(Extracted records)
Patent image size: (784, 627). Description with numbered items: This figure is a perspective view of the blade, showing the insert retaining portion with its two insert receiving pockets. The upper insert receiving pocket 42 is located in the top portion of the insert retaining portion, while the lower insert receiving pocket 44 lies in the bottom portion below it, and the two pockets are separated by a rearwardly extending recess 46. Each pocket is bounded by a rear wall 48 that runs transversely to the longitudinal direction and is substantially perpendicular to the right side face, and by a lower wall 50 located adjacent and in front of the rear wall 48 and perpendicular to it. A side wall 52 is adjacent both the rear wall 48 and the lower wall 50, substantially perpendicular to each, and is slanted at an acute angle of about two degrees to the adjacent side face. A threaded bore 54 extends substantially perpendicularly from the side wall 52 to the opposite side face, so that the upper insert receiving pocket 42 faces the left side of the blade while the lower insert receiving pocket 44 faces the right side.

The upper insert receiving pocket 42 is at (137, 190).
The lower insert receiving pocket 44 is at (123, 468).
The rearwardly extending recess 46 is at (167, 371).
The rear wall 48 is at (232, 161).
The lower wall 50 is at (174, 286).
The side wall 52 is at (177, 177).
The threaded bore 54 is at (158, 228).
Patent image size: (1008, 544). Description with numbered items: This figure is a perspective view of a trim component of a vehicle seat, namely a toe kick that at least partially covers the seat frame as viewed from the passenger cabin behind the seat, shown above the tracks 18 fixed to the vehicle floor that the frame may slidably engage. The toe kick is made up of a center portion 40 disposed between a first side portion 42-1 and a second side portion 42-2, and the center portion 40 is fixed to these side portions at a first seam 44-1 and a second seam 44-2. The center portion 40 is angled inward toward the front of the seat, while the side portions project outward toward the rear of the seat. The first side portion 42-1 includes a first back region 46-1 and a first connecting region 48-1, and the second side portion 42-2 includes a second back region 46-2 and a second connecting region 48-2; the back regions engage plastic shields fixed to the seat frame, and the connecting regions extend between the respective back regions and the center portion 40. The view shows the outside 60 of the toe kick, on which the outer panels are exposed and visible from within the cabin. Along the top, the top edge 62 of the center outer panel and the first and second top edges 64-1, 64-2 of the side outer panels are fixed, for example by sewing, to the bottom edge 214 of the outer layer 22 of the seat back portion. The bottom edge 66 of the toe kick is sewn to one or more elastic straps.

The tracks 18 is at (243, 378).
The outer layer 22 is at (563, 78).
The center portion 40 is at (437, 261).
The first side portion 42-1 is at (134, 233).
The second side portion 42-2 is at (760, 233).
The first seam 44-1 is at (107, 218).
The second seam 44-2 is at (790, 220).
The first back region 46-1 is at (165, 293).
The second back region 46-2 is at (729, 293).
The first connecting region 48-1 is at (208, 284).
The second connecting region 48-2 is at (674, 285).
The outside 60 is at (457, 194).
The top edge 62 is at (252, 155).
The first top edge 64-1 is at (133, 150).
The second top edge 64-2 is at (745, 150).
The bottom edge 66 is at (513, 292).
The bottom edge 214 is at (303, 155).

SET EXERCISE >> Show each line above that contains the string "layer". Matching is case-sensitive.

RESULT OF THIS TASK >>
Patent image size: (1008, 544). Description with numbered items: This figure is a perspective view of a trim component of a vehicle seat, namely a toe kick that at least partially covers the seat frame as viewed from the passenger cabin behind the seat, shown above the tracks 18 fixed to the vehicle floor that the frame may slidably engage. The toe kick is made up of a center portion 40 disposed between a first side portion 42-1 and a second side portion 42-2, and the center portion 40 is fixed to these side portions at a first seam 44-1 and a second seam 44-2. The center portion 40 is angled inward toward the front of the seat, while the side portions project outward toward the rear of the seat. The first side portion 42-1 includes a first back region 46-1 and a first connecting region 48-1, and the second side portion 42-2 includes a second back region 46-2 and a second connecting region 48-2; the back regions engage plastic shields fixed to the seat frame, and the connecting regions extend between the respective back regions and the center portion 40. The view shows the outside 60 of the toe kick, on which the outer panels are exposed and visible from within the cabin. Along the top, the top edge 62 of the center outer panel and the first and second top edges 64-1, 64-2 of the side outer panels are fixed, for example by sewing, to the bottom edge 214 of the outer layer 22 of the seat back portion. The bottom edge 66 of the toe kick is sewn to one or more elastic straps.
The outer layer 22 is at (563, 78).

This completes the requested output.